[Extracted data entries]
================

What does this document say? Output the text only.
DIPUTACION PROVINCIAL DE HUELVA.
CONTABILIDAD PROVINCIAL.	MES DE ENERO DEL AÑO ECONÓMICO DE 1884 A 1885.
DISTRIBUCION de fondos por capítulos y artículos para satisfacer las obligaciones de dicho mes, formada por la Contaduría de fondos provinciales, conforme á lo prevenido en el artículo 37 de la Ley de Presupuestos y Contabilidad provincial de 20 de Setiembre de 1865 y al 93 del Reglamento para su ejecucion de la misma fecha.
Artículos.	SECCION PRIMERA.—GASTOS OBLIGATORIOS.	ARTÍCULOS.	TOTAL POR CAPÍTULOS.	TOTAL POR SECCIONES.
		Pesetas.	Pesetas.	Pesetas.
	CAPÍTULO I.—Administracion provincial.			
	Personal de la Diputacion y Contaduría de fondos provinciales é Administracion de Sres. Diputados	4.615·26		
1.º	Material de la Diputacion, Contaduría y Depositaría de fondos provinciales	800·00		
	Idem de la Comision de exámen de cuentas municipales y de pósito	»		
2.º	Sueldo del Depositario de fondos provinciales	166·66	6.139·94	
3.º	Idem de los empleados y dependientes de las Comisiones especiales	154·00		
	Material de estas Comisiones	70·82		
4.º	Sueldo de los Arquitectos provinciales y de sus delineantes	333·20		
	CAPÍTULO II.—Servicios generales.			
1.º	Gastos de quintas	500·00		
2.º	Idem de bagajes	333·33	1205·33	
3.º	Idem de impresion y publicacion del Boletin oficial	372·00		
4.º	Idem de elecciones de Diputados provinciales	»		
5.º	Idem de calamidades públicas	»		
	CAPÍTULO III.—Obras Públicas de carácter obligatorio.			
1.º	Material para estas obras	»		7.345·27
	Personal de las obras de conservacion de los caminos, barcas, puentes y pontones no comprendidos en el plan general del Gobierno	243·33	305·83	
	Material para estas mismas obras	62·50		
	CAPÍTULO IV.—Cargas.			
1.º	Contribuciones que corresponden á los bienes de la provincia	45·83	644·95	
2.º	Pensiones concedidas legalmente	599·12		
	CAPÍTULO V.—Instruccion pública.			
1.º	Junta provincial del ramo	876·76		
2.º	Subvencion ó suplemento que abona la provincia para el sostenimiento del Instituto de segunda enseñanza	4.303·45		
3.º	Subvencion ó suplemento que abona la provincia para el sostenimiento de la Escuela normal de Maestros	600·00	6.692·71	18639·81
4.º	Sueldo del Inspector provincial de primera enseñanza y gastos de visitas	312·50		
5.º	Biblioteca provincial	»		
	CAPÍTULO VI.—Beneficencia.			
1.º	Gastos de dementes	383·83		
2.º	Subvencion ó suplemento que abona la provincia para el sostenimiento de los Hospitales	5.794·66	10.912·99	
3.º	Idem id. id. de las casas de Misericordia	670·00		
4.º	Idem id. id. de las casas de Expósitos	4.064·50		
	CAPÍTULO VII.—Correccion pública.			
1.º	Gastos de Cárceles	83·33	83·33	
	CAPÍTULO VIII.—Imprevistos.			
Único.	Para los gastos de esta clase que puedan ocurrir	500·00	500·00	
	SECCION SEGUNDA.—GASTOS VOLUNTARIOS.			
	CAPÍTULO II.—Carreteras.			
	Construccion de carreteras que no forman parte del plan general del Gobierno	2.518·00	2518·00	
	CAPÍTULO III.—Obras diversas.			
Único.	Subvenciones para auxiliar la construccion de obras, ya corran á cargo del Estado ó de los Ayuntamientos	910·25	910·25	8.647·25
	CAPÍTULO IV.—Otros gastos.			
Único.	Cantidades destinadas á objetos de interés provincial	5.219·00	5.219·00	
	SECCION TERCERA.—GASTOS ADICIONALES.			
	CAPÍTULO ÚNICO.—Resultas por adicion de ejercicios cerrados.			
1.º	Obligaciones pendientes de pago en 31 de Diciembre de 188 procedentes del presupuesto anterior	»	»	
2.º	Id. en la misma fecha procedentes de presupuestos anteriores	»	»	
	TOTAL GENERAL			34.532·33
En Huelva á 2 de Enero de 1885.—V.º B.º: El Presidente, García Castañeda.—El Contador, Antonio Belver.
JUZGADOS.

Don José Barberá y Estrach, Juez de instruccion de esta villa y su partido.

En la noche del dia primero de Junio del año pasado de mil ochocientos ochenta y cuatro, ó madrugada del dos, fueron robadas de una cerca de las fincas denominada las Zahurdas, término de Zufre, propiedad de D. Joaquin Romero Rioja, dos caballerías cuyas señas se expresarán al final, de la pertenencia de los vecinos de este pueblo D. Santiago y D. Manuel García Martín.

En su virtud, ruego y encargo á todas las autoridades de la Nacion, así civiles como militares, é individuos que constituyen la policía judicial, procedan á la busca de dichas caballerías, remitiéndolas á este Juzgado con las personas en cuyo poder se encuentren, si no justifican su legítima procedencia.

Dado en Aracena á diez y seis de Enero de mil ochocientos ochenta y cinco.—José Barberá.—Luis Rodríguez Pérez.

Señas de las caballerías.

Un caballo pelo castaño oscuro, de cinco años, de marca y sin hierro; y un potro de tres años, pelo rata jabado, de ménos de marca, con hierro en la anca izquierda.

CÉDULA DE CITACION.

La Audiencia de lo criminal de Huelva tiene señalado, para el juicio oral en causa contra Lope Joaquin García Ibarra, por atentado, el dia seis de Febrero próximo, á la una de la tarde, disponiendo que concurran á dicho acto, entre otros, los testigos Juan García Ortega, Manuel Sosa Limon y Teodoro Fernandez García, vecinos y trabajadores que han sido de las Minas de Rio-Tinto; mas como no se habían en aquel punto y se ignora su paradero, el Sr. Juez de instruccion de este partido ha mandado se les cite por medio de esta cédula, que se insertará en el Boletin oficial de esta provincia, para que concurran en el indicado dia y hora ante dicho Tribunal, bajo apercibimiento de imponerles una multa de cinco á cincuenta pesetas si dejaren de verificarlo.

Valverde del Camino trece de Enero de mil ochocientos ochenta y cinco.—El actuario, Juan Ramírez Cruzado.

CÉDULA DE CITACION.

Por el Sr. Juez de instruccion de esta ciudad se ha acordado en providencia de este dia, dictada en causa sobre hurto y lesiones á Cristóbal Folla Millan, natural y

================

PROMPT – Which lines hold the string "Material"? Copy all of them from the data above.

EXERCISE ANSWER –
1.º	Material de la Diputacion, Contaduría y Depositaría de fondos provinciales	800·00		
	Material de estas Comisiones	70·82		
1.º	Material para estas obras	»		7.345·27
	Material para estas mismas obras	62·50		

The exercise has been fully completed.